-- start Information provided --

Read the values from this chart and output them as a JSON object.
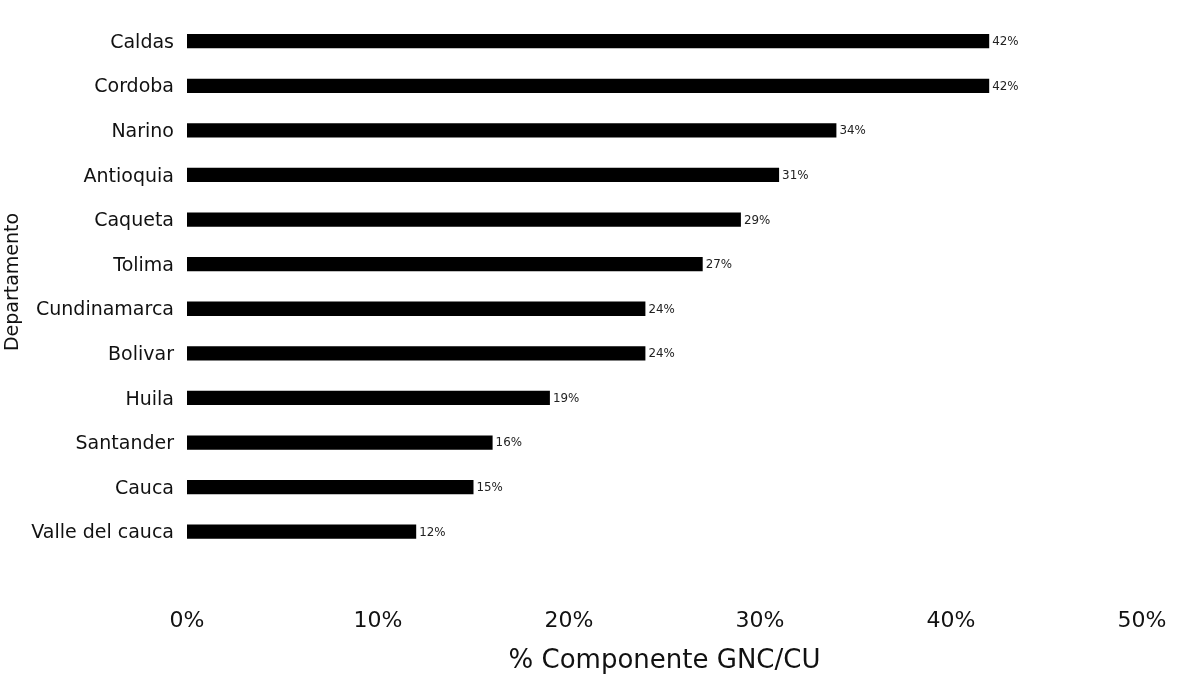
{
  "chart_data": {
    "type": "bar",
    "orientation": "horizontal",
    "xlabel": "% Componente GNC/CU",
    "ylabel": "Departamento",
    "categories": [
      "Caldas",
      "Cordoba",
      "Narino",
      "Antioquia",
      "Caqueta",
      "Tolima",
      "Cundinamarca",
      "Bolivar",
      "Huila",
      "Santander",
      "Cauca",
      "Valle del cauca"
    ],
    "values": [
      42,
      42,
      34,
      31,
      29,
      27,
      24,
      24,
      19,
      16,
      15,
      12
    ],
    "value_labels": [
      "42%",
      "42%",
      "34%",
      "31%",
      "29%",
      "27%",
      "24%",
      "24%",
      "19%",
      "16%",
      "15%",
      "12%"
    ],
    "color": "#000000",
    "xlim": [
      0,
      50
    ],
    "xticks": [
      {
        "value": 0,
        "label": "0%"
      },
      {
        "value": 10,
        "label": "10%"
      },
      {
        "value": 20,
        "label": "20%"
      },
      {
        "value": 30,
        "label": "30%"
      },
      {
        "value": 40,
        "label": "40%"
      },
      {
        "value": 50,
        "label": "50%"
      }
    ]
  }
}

-- end Information provided --
-- start Information provided --

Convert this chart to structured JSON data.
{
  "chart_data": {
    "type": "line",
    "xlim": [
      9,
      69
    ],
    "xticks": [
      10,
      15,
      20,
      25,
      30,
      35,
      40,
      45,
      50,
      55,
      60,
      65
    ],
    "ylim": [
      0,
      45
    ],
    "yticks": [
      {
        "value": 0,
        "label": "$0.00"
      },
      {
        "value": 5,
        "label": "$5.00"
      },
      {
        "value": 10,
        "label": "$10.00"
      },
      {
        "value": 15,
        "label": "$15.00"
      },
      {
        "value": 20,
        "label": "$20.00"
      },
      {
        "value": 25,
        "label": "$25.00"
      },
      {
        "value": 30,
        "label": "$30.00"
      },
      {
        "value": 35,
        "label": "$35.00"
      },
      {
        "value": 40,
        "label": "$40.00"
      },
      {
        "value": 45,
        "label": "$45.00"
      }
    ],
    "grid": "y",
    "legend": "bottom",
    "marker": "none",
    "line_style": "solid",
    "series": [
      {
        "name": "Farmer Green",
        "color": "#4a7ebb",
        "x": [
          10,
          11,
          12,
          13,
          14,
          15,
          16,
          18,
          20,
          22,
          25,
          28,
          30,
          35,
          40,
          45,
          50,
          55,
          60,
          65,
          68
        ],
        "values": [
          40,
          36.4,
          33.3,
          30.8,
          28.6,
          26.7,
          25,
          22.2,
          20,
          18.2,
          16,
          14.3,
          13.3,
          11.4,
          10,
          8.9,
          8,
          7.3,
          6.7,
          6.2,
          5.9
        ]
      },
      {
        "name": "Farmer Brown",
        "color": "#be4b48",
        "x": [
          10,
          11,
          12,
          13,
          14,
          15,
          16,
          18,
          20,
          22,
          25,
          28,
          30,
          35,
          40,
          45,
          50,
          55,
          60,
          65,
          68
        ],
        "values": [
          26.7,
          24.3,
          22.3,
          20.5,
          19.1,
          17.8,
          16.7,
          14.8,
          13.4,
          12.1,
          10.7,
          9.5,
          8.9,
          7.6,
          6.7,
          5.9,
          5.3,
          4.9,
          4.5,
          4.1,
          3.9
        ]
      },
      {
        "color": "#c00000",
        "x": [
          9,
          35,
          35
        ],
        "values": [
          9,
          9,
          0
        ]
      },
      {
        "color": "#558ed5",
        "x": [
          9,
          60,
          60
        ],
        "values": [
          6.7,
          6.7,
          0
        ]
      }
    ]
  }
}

-- end Information provided --
-- start Information provided --

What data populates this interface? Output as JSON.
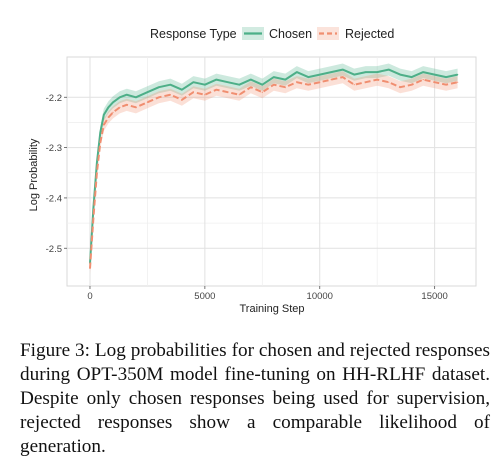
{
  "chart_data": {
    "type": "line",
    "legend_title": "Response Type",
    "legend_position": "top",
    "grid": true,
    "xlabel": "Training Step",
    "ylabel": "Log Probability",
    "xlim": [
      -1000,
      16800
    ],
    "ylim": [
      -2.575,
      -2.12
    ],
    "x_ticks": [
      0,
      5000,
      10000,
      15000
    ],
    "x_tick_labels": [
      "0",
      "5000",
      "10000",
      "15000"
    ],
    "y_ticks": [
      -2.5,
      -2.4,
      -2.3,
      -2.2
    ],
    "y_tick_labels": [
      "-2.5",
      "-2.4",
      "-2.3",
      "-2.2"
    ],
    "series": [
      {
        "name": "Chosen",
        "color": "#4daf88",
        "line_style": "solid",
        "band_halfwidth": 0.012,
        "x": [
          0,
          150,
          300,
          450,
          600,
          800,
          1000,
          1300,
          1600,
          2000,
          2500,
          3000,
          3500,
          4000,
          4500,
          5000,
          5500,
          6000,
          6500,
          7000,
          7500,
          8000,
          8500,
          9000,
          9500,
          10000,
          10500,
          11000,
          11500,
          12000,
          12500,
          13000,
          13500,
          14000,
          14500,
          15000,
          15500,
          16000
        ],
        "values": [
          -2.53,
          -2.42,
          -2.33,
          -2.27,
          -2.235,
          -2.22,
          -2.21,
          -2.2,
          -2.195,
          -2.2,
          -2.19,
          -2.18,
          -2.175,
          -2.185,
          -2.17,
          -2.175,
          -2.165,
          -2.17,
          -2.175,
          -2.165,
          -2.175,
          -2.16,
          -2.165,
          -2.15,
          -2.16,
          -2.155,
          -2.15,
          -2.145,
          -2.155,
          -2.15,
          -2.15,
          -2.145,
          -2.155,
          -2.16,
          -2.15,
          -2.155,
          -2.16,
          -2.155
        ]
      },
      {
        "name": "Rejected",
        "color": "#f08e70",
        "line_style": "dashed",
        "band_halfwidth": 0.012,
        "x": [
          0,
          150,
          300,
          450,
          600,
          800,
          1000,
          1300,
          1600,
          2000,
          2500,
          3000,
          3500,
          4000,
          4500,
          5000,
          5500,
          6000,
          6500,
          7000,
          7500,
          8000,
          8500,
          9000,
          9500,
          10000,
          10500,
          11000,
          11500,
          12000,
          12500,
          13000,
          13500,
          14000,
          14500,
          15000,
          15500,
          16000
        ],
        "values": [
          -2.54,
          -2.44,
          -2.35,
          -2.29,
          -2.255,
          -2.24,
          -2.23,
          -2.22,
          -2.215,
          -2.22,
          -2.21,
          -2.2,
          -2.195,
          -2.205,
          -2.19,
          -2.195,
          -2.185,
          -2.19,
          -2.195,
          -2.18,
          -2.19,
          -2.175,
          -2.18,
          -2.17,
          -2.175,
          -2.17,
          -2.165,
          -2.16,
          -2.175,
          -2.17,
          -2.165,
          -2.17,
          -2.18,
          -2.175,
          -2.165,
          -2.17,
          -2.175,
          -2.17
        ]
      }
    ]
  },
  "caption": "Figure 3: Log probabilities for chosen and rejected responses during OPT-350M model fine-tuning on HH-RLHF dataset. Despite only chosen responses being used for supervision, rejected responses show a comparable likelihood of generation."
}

-- end Information provided --

-- Directive --
Select from the material above each line in which the string "name" appears, and list those lines.

-- Exercise output --
        "name": "Farmer Green",
        "name": "Farmer Brown",
        "name": "Chosen",
        "name": "Rejected",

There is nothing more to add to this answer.